--- SUPPLIED ENTRIES ---

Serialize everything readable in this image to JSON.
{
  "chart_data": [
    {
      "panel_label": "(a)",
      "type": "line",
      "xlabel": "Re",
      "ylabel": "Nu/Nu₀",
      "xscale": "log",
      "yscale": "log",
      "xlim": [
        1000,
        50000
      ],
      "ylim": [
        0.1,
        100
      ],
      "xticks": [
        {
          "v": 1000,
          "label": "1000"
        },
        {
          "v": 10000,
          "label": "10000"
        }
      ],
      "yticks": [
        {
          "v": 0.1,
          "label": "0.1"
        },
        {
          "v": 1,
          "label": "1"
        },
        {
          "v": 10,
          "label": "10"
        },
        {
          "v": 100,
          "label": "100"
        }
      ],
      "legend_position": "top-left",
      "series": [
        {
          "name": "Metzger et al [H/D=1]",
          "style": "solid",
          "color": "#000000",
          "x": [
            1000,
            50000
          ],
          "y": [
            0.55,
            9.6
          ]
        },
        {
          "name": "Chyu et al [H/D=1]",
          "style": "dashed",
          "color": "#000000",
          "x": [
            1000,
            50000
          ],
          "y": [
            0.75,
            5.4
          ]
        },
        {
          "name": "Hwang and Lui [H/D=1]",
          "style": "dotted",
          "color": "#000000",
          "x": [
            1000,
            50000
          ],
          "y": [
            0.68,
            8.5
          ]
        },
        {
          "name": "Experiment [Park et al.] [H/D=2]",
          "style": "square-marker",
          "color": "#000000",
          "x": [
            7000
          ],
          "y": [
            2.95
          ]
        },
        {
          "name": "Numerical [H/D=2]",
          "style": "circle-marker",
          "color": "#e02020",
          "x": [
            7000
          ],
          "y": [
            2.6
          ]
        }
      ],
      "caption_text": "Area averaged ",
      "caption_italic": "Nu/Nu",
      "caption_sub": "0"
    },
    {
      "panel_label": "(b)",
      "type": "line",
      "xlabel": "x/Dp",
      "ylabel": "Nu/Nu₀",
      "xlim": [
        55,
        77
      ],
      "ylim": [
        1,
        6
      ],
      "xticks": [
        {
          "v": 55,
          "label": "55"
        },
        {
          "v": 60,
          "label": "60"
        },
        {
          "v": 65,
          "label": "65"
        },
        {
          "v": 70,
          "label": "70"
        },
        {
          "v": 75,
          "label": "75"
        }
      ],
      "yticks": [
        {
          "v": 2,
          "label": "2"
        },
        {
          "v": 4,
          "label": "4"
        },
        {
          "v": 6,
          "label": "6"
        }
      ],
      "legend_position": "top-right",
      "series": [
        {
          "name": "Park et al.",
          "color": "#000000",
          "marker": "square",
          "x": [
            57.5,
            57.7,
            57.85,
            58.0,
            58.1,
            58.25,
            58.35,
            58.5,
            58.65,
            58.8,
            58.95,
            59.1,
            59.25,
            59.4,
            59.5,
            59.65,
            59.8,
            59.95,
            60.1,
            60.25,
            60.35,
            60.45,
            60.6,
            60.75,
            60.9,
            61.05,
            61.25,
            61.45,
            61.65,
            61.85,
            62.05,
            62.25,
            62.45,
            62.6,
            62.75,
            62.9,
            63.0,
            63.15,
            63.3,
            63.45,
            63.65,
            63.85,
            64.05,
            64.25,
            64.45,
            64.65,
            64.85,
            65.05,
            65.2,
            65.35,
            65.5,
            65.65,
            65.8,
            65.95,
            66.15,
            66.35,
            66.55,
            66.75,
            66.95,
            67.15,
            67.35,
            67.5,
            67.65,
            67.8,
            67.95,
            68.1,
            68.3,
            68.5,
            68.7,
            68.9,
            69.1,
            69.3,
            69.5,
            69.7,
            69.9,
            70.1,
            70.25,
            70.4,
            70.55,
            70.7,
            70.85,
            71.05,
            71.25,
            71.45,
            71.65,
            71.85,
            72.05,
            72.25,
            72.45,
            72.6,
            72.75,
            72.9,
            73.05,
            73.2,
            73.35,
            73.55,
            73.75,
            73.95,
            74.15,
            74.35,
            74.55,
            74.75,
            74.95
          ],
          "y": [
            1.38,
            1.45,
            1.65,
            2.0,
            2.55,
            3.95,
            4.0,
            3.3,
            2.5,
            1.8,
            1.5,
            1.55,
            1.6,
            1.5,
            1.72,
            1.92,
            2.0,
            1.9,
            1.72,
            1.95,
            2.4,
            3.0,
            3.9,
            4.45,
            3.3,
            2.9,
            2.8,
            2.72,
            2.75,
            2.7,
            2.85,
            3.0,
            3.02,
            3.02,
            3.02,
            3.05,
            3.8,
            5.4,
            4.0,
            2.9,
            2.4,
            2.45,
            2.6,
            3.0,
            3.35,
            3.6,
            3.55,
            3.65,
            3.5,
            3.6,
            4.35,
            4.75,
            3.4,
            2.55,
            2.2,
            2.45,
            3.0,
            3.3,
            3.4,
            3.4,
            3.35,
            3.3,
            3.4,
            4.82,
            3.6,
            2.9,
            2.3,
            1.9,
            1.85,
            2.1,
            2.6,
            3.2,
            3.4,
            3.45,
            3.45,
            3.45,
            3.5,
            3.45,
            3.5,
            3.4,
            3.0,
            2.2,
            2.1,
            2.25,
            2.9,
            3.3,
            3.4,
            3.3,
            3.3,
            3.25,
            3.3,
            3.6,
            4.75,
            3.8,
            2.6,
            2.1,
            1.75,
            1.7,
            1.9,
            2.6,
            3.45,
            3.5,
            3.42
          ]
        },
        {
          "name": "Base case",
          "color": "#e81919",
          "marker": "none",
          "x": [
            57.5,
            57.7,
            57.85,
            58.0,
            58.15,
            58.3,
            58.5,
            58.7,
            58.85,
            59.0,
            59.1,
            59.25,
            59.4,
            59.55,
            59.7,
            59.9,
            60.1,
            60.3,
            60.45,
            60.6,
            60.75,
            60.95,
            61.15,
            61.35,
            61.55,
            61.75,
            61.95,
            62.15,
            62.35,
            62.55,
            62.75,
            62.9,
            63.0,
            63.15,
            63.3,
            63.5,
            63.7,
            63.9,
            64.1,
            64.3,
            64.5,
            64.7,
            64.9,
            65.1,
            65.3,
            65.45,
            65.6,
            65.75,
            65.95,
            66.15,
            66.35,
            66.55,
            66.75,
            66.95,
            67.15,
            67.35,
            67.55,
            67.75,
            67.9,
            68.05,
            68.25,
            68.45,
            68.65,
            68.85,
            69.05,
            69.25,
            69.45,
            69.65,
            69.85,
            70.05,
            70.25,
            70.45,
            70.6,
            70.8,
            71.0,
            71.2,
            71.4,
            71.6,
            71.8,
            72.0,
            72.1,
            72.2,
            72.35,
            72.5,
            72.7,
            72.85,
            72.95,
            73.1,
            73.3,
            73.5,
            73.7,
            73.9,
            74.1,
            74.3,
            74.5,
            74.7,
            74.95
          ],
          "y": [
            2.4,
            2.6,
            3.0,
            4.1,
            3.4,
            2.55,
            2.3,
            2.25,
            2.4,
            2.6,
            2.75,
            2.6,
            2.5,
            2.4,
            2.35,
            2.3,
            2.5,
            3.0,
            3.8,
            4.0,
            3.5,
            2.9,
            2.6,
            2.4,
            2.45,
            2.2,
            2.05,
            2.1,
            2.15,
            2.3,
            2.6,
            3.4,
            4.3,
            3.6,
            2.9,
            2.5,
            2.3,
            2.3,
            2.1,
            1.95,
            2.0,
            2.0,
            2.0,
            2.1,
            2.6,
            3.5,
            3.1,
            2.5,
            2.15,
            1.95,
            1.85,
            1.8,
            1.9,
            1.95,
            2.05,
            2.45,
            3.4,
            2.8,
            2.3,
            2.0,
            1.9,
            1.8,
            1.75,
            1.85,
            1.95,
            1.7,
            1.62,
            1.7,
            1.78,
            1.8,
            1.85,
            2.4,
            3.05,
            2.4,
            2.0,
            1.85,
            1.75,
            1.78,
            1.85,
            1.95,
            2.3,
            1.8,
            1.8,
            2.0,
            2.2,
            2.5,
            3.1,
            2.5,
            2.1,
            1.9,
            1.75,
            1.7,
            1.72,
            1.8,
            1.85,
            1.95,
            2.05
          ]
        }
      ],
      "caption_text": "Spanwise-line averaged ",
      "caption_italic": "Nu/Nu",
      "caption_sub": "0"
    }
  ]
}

---

Gather each line of the records holding the string "marker".

          "style": "square-marker",
          "style": "circle-marker",
          "marker": "square",
          "marker": "none",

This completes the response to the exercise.